- [RECORDS FOR PROCESSING]:
◇ ◇ ◇ ◇ ◇
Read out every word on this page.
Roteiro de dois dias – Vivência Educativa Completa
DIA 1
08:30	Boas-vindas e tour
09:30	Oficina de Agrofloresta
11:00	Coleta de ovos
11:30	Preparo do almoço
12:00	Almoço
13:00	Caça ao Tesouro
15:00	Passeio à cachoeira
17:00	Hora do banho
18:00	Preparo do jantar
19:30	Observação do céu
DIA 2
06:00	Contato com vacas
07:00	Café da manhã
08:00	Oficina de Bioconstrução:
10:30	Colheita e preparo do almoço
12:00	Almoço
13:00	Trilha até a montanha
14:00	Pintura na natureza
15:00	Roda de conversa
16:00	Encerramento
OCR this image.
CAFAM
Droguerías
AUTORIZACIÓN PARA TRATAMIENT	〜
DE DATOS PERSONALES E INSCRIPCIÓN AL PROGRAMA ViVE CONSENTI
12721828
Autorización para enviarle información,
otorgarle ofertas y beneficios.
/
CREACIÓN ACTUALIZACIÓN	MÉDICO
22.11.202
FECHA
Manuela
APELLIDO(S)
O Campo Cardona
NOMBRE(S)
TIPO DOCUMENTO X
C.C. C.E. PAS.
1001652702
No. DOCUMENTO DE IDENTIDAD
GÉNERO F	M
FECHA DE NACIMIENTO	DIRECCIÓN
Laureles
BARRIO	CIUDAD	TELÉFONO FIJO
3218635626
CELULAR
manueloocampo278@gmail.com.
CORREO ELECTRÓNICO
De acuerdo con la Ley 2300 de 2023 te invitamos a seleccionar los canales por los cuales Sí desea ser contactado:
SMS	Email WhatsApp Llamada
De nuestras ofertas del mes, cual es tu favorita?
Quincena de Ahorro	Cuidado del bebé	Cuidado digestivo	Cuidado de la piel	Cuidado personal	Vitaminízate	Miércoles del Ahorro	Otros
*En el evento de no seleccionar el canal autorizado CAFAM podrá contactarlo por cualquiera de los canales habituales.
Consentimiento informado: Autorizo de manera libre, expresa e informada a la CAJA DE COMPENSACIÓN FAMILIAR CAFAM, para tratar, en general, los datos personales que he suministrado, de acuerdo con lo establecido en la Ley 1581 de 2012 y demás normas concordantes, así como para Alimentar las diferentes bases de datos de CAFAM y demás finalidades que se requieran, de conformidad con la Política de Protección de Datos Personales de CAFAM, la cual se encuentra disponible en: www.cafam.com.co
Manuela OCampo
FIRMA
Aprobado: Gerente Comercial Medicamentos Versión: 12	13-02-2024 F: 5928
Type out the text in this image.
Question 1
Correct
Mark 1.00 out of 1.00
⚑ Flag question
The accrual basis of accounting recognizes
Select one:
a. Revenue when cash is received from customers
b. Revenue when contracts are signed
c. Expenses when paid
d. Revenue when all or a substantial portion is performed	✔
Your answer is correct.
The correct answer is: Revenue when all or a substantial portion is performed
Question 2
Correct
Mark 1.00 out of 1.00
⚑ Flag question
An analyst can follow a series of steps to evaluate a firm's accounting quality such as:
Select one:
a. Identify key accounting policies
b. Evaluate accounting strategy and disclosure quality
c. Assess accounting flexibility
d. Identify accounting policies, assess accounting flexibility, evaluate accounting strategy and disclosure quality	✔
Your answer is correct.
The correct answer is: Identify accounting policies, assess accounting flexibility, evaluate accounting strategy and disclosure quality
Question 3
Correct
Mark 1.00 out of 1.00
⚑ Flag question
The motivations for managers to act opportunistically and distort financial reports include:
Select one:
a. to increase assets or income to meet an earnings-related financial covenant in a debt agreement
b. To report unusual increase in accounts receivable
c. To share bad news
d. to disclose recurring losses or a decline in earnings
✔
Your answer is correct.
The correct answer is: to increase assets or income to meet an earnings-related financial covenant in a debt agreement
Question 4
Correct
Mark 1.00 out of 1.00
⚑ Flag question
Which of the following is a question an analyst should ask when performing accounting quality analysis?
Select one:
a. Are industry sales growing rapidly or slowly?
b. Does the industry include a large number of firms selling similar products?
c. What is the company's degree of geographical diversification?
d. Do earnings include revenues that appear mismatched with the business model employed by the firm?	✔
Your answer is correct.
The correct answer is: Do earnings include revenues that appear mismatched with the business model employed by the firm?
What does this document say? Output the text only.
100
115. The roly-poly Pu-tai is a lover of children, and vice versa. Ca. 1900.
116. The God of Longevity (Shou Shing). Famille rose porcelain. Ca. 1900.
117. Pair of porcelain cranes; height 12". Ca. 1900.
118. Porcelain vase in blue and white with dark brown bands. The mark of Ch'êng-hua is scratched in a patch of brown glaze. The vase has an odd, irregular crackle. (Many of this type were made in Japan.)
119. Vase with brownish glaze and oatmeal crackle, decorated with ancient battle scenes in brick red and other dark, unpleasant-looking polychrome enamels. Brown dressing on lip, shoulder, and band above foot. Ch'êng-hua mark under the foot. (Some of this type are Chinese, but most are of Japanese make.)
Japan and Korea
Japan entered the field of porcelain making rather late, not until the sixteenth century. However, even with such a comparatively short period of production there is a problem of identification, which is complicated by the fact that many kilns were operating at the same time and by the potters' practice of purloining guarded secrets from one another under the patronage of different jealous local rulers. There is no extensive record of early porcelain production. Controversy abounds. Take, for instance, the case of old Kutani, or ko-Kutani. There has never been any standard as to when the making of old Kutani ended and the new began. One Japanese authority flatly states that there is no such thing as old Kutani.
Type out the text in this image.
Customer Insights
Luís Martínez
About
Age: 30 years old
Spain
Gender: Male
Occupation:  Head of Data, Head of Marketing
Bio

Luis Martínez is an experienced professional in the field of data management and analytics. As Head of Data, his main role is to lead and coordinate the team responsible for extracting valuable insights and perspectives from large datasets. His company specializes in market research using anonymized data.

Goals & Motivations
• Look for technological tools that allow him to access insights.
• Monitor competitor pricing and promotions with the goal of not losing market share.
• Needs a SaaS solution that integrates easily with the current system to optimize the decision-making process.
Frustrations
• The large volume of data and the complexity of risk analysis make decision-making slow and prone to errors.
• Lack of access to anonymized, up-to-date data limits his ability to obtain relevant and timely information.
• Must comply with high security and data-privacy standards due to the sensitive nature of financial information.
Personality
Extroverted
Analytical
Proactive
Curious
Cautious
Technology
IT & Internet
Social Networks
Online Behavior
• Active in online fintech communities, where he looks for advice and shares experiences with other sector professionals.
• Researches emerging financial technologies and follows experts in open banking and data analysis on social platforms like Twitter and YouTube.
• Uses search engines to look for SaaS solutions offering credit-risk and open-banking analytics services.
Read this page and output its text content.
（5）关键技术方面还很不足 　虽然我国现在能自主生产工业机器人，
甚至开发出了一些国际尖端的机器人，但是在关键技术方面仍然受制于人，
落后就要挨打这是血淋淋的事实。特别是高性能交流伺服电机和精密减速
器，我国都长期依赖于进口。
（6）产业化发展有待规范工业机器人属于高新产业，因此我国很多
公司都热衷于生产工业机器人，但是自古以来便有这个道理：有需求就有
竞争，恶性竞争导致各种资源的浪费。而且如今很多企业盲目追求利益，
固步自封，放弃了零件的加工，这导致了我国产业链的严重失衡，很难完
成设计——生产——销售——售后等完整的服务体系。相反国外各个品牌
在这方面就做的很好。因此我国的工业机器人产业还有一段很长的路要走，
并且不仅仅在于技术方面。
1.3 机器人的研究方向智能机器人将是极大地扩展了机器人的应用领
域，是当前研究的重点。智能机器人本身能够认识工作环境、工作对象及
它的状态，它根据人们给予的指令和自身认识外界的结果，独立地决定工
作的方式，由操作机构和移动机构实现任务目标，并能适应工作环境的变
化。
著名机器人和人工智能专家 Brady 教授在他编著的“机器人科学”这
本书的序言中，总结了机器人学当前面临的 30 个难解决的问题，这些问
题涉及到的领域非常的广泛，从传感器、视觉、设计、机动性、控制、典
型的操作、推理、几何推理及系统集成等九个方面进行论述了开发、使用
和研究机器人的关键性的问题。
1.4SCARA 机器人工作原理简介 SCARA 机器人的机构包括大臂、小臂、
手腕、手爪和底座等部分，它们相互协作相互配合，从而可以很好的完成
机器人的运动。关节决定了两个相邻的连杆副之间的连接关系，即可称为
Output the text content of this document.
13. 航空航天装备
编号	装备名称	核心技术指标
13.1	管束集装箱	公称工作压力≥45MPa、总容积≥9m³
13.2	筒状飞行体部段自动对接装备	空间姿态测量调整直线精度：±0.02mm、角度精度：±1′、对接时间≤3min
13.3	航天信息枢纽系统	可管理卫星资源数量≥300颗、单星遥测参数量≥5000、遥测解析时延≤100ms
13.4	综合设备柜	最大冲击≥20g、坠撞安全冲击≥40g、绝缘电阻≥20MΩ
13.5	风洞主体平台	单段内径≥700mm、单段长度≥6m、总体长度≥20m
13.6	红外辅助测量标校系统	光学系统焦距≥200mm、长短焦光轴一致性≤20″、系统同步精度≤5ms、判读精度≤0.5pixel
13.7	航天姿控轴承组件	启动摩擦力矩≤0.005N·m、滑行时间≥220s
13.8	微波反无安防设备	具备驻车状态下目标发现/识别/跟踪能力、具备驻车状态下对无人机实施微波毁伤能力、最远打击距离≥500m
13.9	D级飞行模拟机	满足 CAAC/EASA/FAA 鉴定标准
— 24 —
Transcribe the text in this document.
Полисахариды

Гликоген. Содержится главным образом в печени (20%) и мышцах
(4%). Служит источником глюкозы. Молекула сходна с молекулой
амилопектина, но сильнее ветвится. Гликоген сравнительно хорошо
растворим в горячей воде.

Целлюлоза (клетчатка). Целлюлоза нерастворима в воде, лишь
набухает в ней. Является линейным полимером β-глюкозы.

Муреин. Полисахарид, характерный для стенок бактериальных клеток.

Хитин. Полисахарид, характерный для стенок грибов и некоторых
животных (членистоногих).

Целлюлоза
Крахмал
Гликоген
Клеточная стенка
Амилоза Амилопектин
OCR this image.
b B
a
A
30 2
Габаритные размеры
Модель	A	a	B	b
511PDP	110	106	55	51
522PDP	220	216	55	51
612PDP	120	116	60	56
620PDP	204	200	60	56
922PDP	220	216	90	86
◇ ◇ ◇ ◇ ◇
- [DIRECTIONS]:
Which lines hold the word "analyst"? Return all of them from the records above.

- [SOLUTION TO THE EXERCISE]:
An analyst can follow a series of steps to evaluate a firm's accounting quality such as:
Which of the following is a question an analyst should ask when performing accounting quality analysis?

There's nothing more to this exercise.